* [Set task]
Check each line of the records for "JSON"; collect those that have it.

===== Exercise data =====

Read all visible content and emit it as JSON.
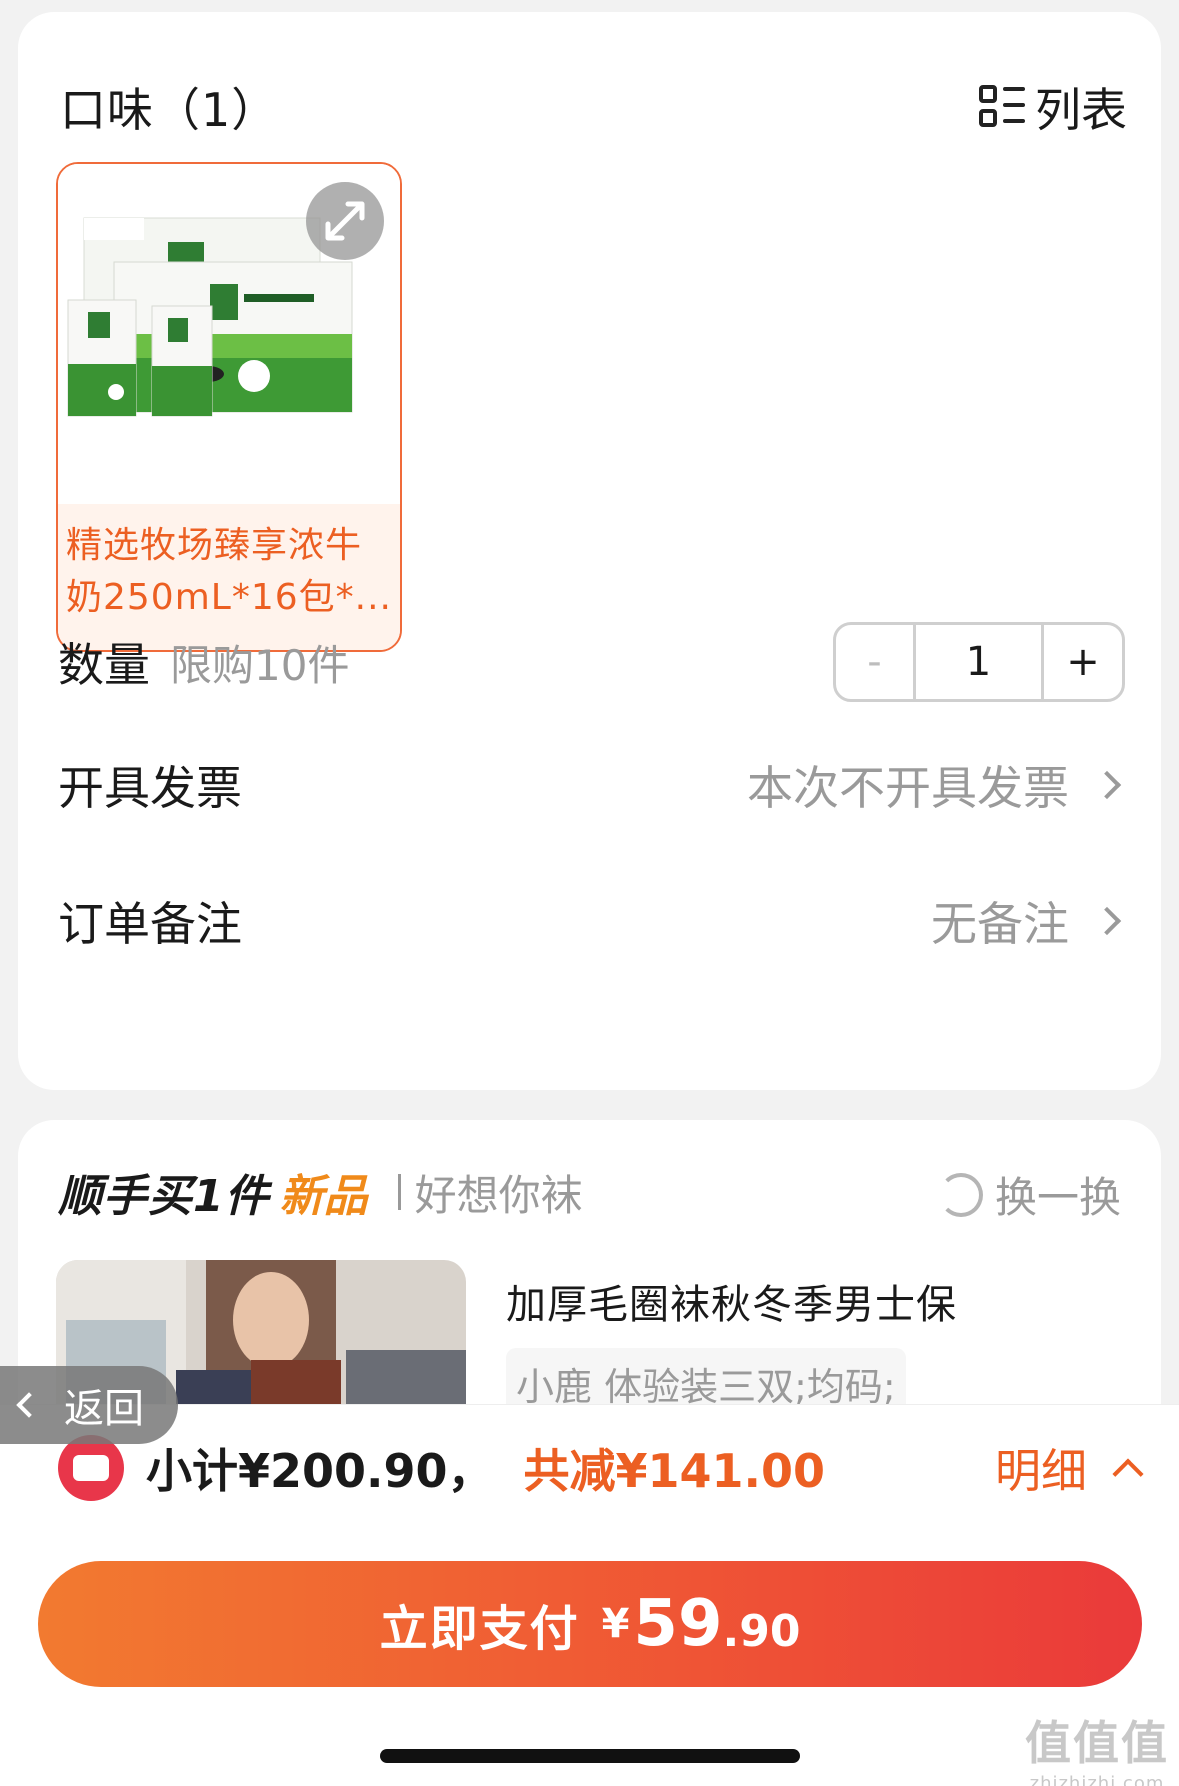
{
  "flavor": {
    "title": "口味（1）",
    "view_toggle_label": "列表"
  },
  "product": {
    "name": "精选牧场臻享浓牛奶250mL*16包*..."
  },
  "quantity": {
    "label": "数量",
    "limit": "限购10件",
    "minus": "-",
    "value": "1",
    "plus": "+"
  },
  "invoice": {
    "label": "开具发票",
    "value": "本次不开具发票"
  },
  "remark": {
    "label": "订单备注",
    "value": "无备注"
  },
  "recommend": {
    "title": "顺手买1件",
    "badge": "新品",
    "subtitle": "好想你袜",
    "swap_label": "换一换",
    "item_name": "加厚毛圈袜秋冬季男士保",
    "item_spec": "小鹿 体验装三双;均码;"
  },
  "back": {
    "label": "返回"
  },
  "summary": {
    "subtotal": "小计¥200.90，",
    "discount": "共减¥141.00",
    "detail_label": "明细"
  },
  "pay": {
    "label": "立即支付",
    "currency": "¥",
    "integer": "59",
    "decimal": ".90"
  },
  "watermark": {
    "logo": "值值值",
    "url": "zhizhizhi.com"
  },
  "colors": {
    "accent": "#ec5f22",
    "pay_start": "#f27a30",
    "pay_end": "#ea3a3a",
    "coupon": "#e8364a"
  }
}
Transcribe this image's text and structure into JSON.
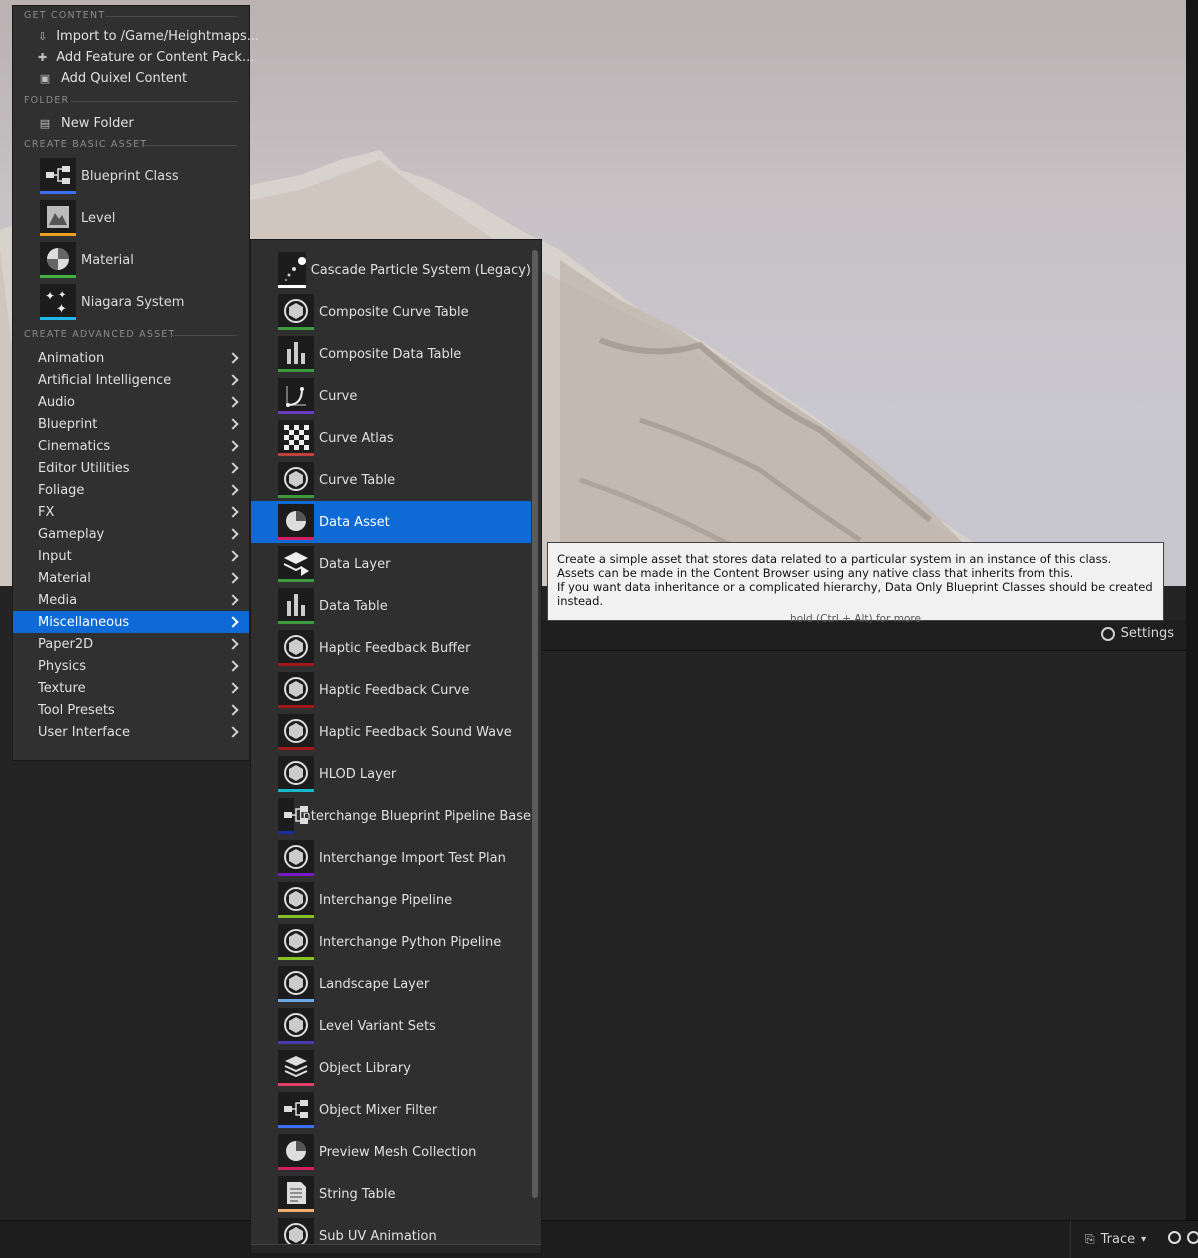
{
  "menu": {
    "sections": {
      "get_content": "GET CONTENT",
      "folder": "FOLDER",
      "basic": "CREATE BASIC ASSET",
      "advanced": "CREATE ADVANCED ASSET"
    },
    "get_content_items": [
      {
        "label": "Import to /Game/Heightmaps...",
        "icon": "import-icon"
      },
      {
        "label": "Add Feature or Content Pack...",
        "icon": "content-pack-icon"
      },
      {
        "label": "Add Quixel Content",
        "icon": "quixel-icon"
      }
    ],
    "folder_items": [
      {
        "label": "New Folder",
        "icon": "new-folder-icon"
      }
    ],
    "basic_assets": [
      {
        "label": "Blueprint Class",
        "icon": "blueprint-icon",
        "color": "#3d6ff2"
      },
      {
        "label": "Level",
        "icon": "level-icon",
        "color": "#f0a020"
      },
      {
        "label": "Material",
        "icon": "material-icon",
        "color": "#44b040"
      },
      {
        "label": "Niagara System",
        "icon": "niagara-icon",
        "color": "#20b8e8"
      }
    ],
    "advanced_categories": [
      "Animation",
      "Artificial Intelligence",
      "Audio",
      "Blueprint",
      "Cinematics",
      "Editor Utilities",
      "Foliage",
      "FX",
      "Gameplay",
      "Input",
      "Material",
      "Media",
      "Miscellaneous",
      "Paper2D",
      "Physics",
      "Texture",
      "Tool Presets",
      "User Interface"
    ],
    "active_category": "Miscellaneous"
  },
  "submenu": {
    "items": [
      {
        "label": "Cascade Particle System (Legacy)",
        "icon": "particle-icon",
        "color": "#ffffff"
      },
      {
        "label": "Composite Curve Table",
        "icon": "sphere-icon",
        "color": "#3d9a3d"
      },
      {
        "label": "Composite Data Table",
        "icon": "bars-icon",
        "color": "#3d9a3d"
      },
      {
        "label": "Curve",
        "icon": "curve-icon",
        "color": "#6a3bc2"
      },
      {
        "label": "Curve Atlas",
        "icon": "checker-icon",
        "color": "#c04040"
      },
      {
        "label": "Curve Table",
        "icon": "sphere-icon",
        "color": "#3d9a3d"
      },
      {
        "label": "Data Asset",
        "icon": "pie-icon",
        "color": "#d02060"
      },
      {
        "label": "Data Layer",
        "icon": "layers-icon",
        "color": "#3d9a3d"
      },
      {
        "label": "Data Table",
        "icon": "bars-icon",
        "color": "#3d9a3d"
      },
      {
        "label": "Haptic Feedback Buffer",
        "icon": "sphere-icon",
        "color": "#a01818"
      },
      {
        "label": "Haptic Feedback Curve",
        "icon": "sphere-icon",
        "color": "#a01818"
      },
      {
        "label": "Haptic Feedback Sound Wave",
        "icon": "sphere-icon",
        "color": "#a01818"
      },
      {
        "label": "HLOD Layer",
        "icon": "sphere-icon",
        "color": "#18b8c8"
      },
      {
        "label": "Interchange Blueprint Pipeline Base",
        "icon": "blueprint-icon",
        "color": "#1a2ea0"
      },
      {
        "label": "Interchange Import Test Plan",
        "icon": "sphere-icon",
        "color": "#7a18c8"
      },
      {
        "label": "Interchange Pipeline",
        "icon": "sphere-icon",
        "color": "#88c028"
      },
      {
        "label": "Interchange Python Pipeline",
        "icon": "sphere-icon",
        "color": "#88c028"
      },
      {
        "label": "Landscape Layer",
        "icon": "sphere-icon",
        "color": "#6aa8e8"
      },
      {
        "label": "Level Variant Sets",
        "icon": "sphere-icon",
        "color": "#4a3ab0"
      },
      {
        "label": "Object Library",
        "icon": "stack-icon",
        "color": "#e0406a"
      },
      {
        "label": "Object Mixer Filter",
        "icon": "blueprint-icon",
        "color": "#3d6ff2"
      },
      {
        "label": "Preview Mesh Collection",
        "icon": "pie-icon",
        "color": "#d02060"
      },
      {
        "label": "String Table",
        "icon": "document-icon",
        "color": "#f0b070"
      },
      {
        "label": "Sub UV Animation",
        "icon": "sphere-icon",
        "color": "#3d9a3d"
      }
    ],
    "active_item": "Data Asset"
  },
  "tooltip": {
    "lines": [
      "Create a simple asset that stores data related to a particular system in an instance of this class.",
      "Assets can be made in the Content Browser using any native class that inherits from this.",
      "If you want data inheritance or a complicated hierarchy, Data Only Blueprint Classes should be created instead."
    ],
    "hint": "hold (Ctrl + Alt) for more"
  },
  "panel": {
    "settings_label": "Settings"
  },
  "statusbar": {
    "trace_label": "Trace"
  }
}
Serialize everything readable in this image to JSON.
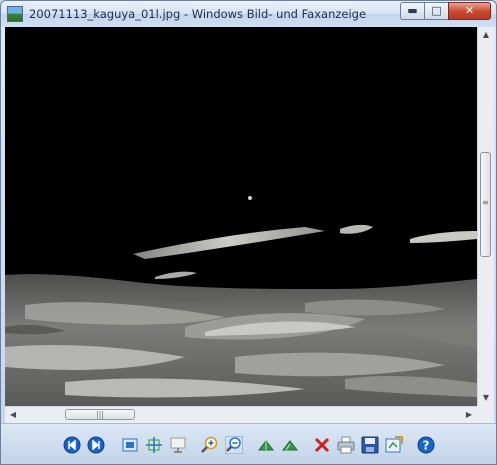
{
  "window": {
    "title": "20071113_kaguya_01l.jpg - Windows Bild- und Faxanzeige",
    "icon": "photo-viewer-icon"
  },
  "caption_buttons": {
    "minimize": "minimize-icon",
    "maximize": "maximize-icon",
    "close": "close-icon"
  },
  "image": {
    "description_icon": "lunar-surface-image",
    "background_color": "#000000",
    "surface_color": "#7d7d7b"
  },
  "scrollbars": {
    "vertical_position": 0.42,
    "horizontal_position": 0.16
  },
  "toolbar": {
    "buttons": [
      {
        "icon": "previous-image-icon",
        "accent": "#1a64c8"
      },
      {
        "icon": "next-image-icon",
        "accent": "#1a64c8"
      },
      {
        "icon": "best-fit-icon",
        "accent": "#2b73c4"
      },
      {
        "icon": "actual-size-icon",
        "accent": "#2f9a44"
      },
      {
        "icon": "slideshow-icon",
        "accent": "#9a9a9a"
      },
      {
        "icon": "zoom-in-icon",
        "accent": "#d79a1a"
      },
      {
        "icon": "zoom-out-icon",
        "accent": "#2b73c4"
      },
      {
        "icon": "rotate-clockwise-icon",
        "accent": "#2f9a44"
      },
      {
        "icon": "rotate-counterclockwise-icon",
        "accent": "#2f9a44"
      },
      {
        "icon": "delete-icon",
        "accent": "#d0201e"
      },
      {
        "icon": "print-icon",
        "accent": "#7d8a99"
      },
      {
        "icon": "save-icon",
        "accent": "#2b57a8"
      },
      {
        "icon": "open-with-icon",
        "accent": "#3a7cc0"
      },
      {
        "icon": "help-icon",
        "accent": "#1a64c8"
      }
    ]
  }
}
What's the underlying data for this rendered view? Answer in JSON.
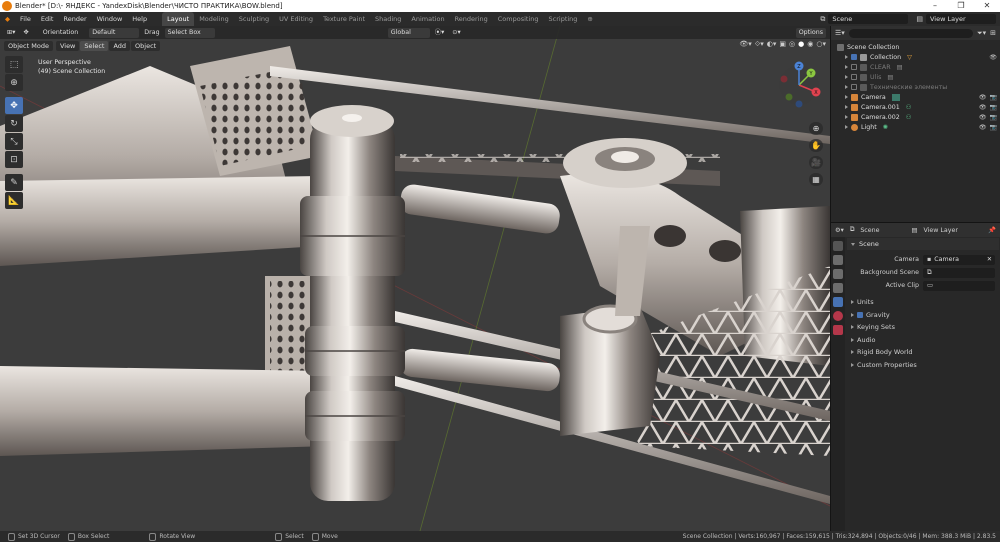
{
  "window": {
    "title": "Blender* [D:\\- ЯНДЕКС - YandexDisk\\Blender\\ЧИСТО ПРАКТИКА\\BOW.blend]"
  },
  "menu": [
    "File",
    "Edit",
    "Render",
    "Window",
    "Help"
  ],
  "workspaces": [
    "Layout",
    "Modeling",
    "Sculpting",
    "UV Editing",
    "Texture Paint",
    "Shading",
    "Animation",
    "Rendering",
    "Compositing",
    "Scripting"
  ],
  "scene_selector": {
    "label": "Scene",
    "view_layer": "View Layer"
  },
  "viewport_header": {
    "mode": "Object Mode",
    "view": "View",
    "select": "Select",
    "add": "Add",
    "object": "Object",
    "orientation_label": "Orientation",
    "orientation_value": "Default",
    "drag_label": "Drag",
    "drag_value": "Select Box",
    "transform_orientation": "Global",
    "options": "Options"
  },
  "viewport_info": {
    "line1": "User Perspective",
    "line2": "(49) Scene Collection"
  },
  "gizmo": {
    "x": "X",
    "y": "Y",
    "z": "Z"
  },
  "outliner": {
    "rows": [
      {
        "label": "Scene Collection",
        "level": 0,
        "dim": false,
        "check": false,
        "visible": false
      },
      {
        "label": "Collection",
        "level": 1,
        "dim": false,
        "check": true,
        "visible": true
      },
      {
        "label": "CLEAR",
        "level": 1,
        "dim": true,
        "check": false,
        "visible": false
      },
      {
        "label": "Ulis",
        "level": 1,
        "dim": true,
        "check": false,
        "visible": false
      },
      {
        "label": "Технические элементы",
        "level": 1,
        "dim": true,
        "check": false,
        "visible": false
      },
      {
        "label": "Camera",
        "level": 1,
        "dim": false,
        "check": false,
        "visible": true
      },
      {
        "label": "Camera.001",
        "level": 1,
        "dim": false,
        "check": false,
        "visible": true
      },
      {
        "label": "Camera.002",
        "level": 1,
        "dim": false,
        "check": false,
        "visible": true
      },
      {
        "label": "Light",
        "level": 1,
        "dim": false,
        "check": false,
        "visible": true
      }
    ]
  },
  "properties": {
    "header_scene": "Scene",
    "header_view_layer": "View Layer",
    "panel_title": "Scene",
    "camera_label": "Camera",
    "camera_value": "Camera",
    "background_scene_label": "Background Scene",
    "active_clip_label": "Active Clip",
    "subpanels": [
      "Units",
      "Gravity",
      "Keying Sets",
      "Audio",
      "Rigid Body World",
      "Custom Properties"
    ]
  },
  "statusbar": {
    "set_cursor": "Set 3D Cursor",
    "box_select": "Box Select",
    "rotate_view": "Rotate View",
    "select": "Select",
    "move": "Move",
    "stats": "Scene Collection | Verts:160,967 | Faces:159,615 | Tris:324,894 | Objects:0/46 | Mem: 388.3 MiB | 2.83.5"
  },
  "colors": {
    "accent": "#4772b3",
    "grid_red": "#8a3a3a",
    "grid_green": "#6a8a2a"
  }
}
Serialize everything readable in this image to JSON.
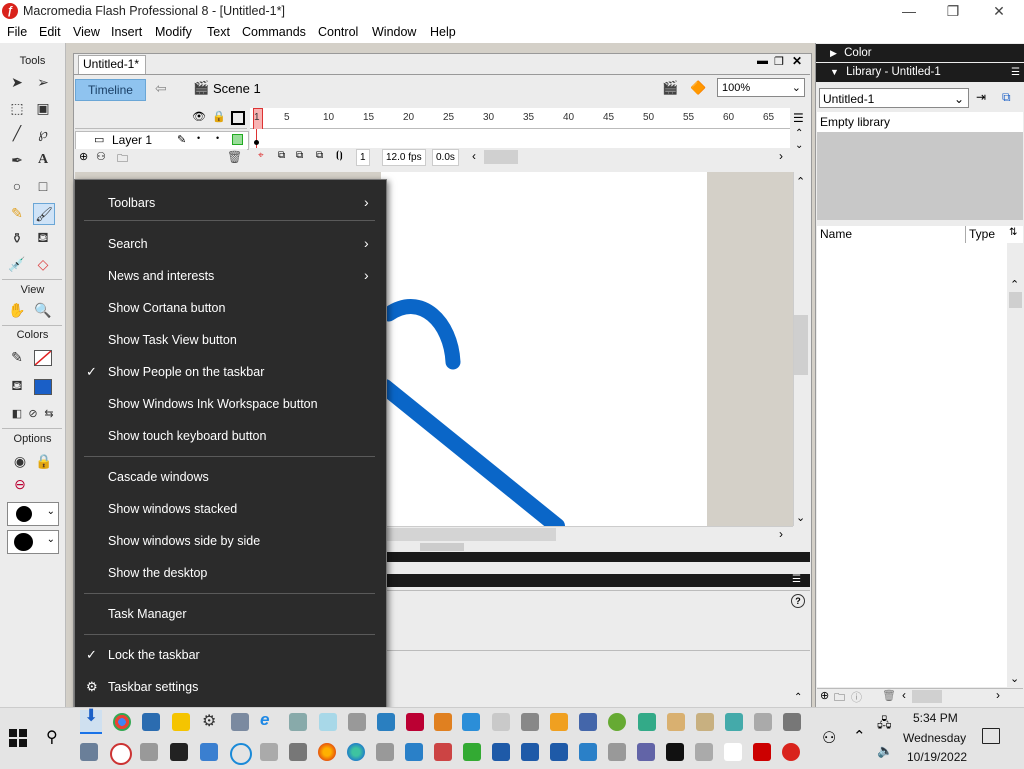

=====

* [Problem solution]
Read all visible content and emit it as JSON.
Transcribe this image's text and structure into JSON.
Serialize everything readable in this image to JSON.
What's the underlying data for this rendered view? Answer in JSON.
Serialize everything readable in this image to JSON.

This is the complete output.